* [SHORT TASK] Lay out each line of the material below as one string in a JSON list, skipping any blank lines.

* [PROVIDED RECORDS]

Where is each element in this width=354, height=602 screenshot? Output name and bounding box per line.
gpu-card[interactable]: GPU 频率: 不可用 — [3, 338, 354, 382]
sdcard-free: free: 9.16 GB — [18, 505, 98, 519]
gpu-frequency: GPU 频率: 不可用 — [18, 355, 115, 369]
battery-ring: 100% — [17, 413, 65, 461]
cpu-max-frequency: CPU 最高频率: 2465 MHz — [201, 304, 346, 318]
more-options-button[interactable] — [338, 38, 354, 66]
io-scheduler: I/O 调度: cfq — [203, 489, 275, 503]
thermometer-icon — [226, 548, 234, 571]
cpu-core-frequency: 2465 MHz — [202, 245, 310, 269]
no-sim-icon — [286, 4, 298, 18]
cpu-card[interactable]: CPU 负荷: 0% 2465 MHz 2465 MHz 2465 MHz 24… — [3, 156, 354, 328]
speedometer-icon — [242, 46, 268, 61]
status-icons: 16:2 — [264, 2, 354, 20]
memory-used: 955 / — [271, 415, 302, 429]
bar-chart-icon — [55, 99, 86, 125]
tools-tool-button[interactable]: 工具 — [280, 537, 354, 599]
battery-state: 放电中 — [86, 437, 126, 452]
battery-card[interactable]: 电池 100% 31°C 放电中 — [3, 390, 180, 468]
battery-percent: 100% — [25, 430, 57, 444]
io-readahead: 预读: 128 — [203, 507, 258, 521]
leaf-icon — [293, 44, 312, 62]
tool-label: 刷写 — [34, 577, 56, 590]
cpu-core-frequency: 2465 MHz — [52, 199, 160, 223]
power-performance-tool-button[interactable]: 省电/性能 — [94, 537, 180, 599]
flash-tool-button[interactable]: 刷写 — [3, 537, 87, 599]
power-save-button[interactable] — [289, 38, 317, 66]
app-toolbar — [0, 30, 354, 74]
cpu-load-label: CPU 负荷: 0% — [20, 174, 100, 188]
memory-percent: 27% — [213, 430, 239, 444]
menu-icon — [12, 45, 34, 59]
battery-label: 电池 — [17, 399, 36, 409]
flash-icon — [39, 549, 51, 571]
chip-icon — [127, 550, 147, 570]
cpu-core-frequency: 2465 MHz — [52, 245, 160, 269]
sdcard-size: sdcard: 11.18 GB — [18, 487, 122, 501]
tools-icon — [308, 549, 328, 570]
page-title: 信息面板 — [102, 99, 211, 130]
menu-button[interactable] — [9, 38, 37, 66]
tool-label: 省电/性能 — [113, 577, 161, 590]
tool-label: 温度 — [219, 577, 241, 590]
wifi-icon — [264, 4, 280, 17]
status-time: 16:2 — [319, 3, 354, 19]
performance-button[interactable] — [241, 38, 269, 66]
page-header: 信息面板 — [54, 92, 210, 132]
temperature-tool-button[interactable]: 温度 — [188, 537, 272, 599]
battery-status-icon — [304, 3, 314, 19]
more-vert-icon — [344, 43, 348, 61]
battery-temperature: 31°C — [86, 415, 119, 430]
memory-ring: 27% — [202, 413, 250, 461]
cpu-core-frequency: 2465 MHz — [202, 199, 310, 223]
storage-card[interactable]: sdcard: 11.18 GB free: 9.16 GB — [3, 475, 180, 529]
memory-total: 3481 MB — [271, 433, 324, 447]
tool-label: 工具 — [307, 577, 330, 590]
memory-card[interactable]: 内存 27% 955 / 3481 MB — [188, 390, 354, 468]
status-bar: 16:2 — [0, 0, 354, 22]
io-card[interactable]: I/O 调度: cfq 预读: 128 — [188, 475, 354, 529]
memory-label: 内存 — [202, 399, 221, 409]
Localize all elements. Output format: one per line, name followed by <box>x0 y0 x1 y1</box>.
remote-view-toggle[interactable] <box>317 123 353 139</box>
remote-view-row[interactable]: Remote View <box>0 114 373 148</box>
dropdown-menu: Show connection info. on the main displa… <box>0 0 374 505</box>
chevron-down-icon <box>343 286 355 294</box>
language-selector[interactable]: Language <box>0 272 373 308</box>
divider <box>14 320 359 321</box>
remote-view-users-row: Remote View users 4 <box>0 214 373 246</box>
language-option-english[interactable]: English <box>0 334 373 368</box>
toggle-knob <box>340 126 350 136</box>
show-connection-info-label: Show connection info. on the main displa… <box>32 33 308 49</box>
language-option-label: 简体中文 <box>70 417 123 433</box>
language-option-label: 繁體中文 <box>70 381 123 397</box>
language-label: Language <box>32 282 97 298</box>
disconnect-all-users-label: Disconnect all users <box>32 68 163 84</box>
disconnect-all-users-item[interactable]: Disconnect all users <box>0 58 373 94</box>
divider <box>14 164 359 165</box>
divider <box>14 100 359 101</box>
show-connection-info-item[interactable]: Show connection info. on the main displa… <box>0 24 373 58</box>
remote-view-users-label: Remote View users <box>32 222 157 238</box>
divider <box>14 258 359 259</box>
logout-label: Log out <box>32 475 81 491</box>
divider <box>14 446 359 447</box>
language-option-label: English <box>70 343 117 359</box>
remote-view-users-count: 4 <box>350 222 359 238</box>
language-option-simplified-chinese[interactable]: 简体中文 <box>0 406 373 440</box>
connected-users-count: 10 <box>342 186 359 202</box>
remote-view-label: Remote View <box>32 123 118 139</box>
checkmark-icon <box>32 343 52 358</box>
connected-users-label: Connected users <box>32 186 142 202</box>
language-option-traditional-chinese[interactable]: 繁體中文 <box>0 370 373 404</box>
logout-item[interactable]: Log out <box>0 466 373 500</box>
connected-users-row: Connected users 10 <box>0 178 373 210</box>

* [RESPONSE FOR THIS EXERCISE]
[
  "Where is each element in this width=354, height=602 screenshot? Output name and bounding box per line.",
  "gpu-card[interactable]: GPU 频率: 不可用 — [3, 338, 354, 382]",
  "sdcard-free: free: 9.16 GB — [18, 505, 98, 519]",
  "gpu-frequency: GPU 频率: 不可用 — [18, 355, 115, 369]",
  "battery-ring: 100% — [17, 413, 65, 461]",
  "cpu-max-frequency: CPU 最高频率: 2465 MHz — [201, 304, 346, 318]",
  "more-options-button[interactable] — [338, 38, 354, 66]",
  "io-scheduler: I/O 调度: cfq — [203, 489, 275, 503]",
  "thermometer-icon — [226, 548, 234, 571]",
  "cpu-core-frequency: 2465 MHz — [202, 245, 310, 269]",
  "no-sim-icon — [286, 4, 298, 18]",
  "cpu-card[interactable]: CPU 负荷: 0% 2465 MHz 2465 MHz 2465 MHz 24… — [3, 156, 354, 328]",
  "speedometer-icon — [242, 46, 268, 61]",
  "status-icons: 16:2 — [264, 2, 354, 20]",
  "memory-used: 955 / — [271, 415, 302, 429]",
  "bar-chart-icon — [55, 99, 86, 125]",
  "tools-tool-button[interactable]: 工具 — [280, 537, 354, 599]",
  "battery-state: 放电中 — [86, 437, 126, 452]",
  "battery-card[interactable]: 电池 100% 31°C 放电中 — [3, 390, 180, 468]",
  "battery-percent: 100% — [25, 430, 57, 444]",
  "io-readahead: 预读: 128 — [203, 507, 258, 521]",
  "leaf-icon — [293, 44, 312, 62]",
  "tool-label: 刷写 — [34, 577, 56, 590]",
  "cpu-core-frequency: 2465 MHz — [52, 199, 160, 223]",
  "power-performance-tool-button[interactable]: 省电/性能 — [94, 537, 180, 599]",
  "flash-tool-button[interactable]: 刷写 — [3, 537, 87, 599]",
  "power-save-button[interactable] — [289, 38, 317, 66]",
  "app-toolbar — [0, 30, 354, 74]",
  "cpu-load-label: CPU 负荷: 0% — [20, 174, 100, 188]",
  "memory-percent: 27% — [213, 430, 239, 444]",
  "menu-icon — [12, 45, 34, 59]",
  "battery-label: 电池 — [17, 399, 36, 409]",
  "flash-icon — [39, 549, 51, 571]",
  "chip-icon — [127, 550, 147, 570]",
  "cpu-core-frequency: 2465 MHz — [52, 245, 160, 269]",
  "sdcard-size: sdcard: 11.18 GB — [18, 487, 122, 501]",
  "tools-icon — [308, 549, 328, 570]",
  "page-title: 信息面板 — [102, 99, 211, 130]",
  "menu-button[interactable] — [9, 38, 37, 66]",
  "tool-label: 省电/性能 — [113, 577, 161, 590]",
  "tool-label: 温度 — [219, 577, 241, 590]",
  "wifi-icon — [264, 4, 280, 17]",
  "status-time: 16:2 — [319, 3, 354, 19]",
  "performance-button[interactable] — [241, 38, 269, 66]",
  "page-header: 信息面板 — [54, 92, 210, 132]",
  "temperature-tool-button[interactable]: 温度 — [188, 537, 272, 599]",
  "battery-status-icon — [304, 3, 314, 19]",
  "more-vert-icon — [344, 43, 348, 61]",
  "battery-temperature: 31°C — [86, 415, 119, 430]",
  "memory-ring: 27% — [202, 413, 250, 461]",
  "cpu-core-frequency: 2465 MHz — [202, 199, 310, 223]",
  "storage-card[interactable]: sdcard: 11.18 GB free: 9.16 GB — [3, 475, 180, 529]",
  "memory-total: 3481 MB — [271, 433, 324, 447]",
  "tool-label: 工具 — [307, 577, 330, 590]",
  "memory-card[interactable]: 内存 27% 955 / 3481 MB — [188, 390, 354, 468]",
  "status-bar: 16:2 — [0, 0, 354, 22]",
  "io-card[interactable]: I/O 调度: cfq 预读: 128 — [188, 475, 354, 529]",
  "memory-label: 内存 — [202, 399, 221, 409]",
  "Localize all elements. Output format: one per line, name followed by <box>x0 y0 x1 y1</box>.",
  "remote-view-toggle[interactable] <box>317 123 353 139</box>",
  "remote-view-row[interactable]: Remote View <box>0 114 373 148</box>",
  "dropdown-menu: Show connection info. on the main displa… <box>0 0 374 505</box>",
  "chevron-down-icon <box>343 286 355 294</box>",
  "language-selector[interactable]: Language <box>0 272 373 308</box>",
  "divider <box>14 320 359 321</box>",
  "remote-view-users-row: Remote View users 4 <box>0 214 373 246</box>",
  "language-option-english[interactable]: English <box>0 334 373 368</box>",
  "toggle-knob <box>340 126 350 136</box>",
  "show-connection-info-label: Show connection info. on the main displa… <box>32 33 308 49</box>",
  "language-option-label: 简体中文 <box>70 417 123 433</box>",
  "language-option-label: 繁體中文 <box>70 381 123 397</box>",
  "language-label: Language <box>32 282 97 298</box>",
  "disconnect-all-users-label: Disconnect all users <box>32 68 163 84</box>",
  "disconnect-all-users-item[interactable]: Disconnect all users <box>0 58 373 94</box>",
  "divider <box>14 164 359 165</box>",
  "divider <box>14 100 359 101</box>",
  "show-connection-info-item[interactable]: Show connection info. on the main displa… <box>0 24 373 58</box>",
  "remote-view-users-label: Remote View users <box>32 222 157 238</box>",
  "divider <box>14 258 359 259</box>",
  "logout-label: Log out <box>32 475 81 491</box>",
  "divider <box>14 446 359 447</box>",
  "language-option-label: English <box>70 343 117 359</box>",
  "remote-view-users-count: 4 <box>350 222 359 238</box>",
  "language-option-simplified-chinese[interactable]: 简体中文 <box>0 406 373 440</box>",
  "connected-users-count: 10 <box>342 186 359 202</box>",
  "remote-view-label: Remote View <box>32 123 118 139</box>",
  "checkmark-icon <box>32 343 52 358</box>",
  "connected-users-label: Connected users <box>32 186 142 202</box>",
  "language-option-traditional-chinese[interactable]: 繁體中文 <box>0 370 373 404</box>",
  "logout-item[interactable]: Log out <box>0 466 373 500</box>",
  "connected-users-row: Connected users 10 <box>0 178 373 210</box>"
]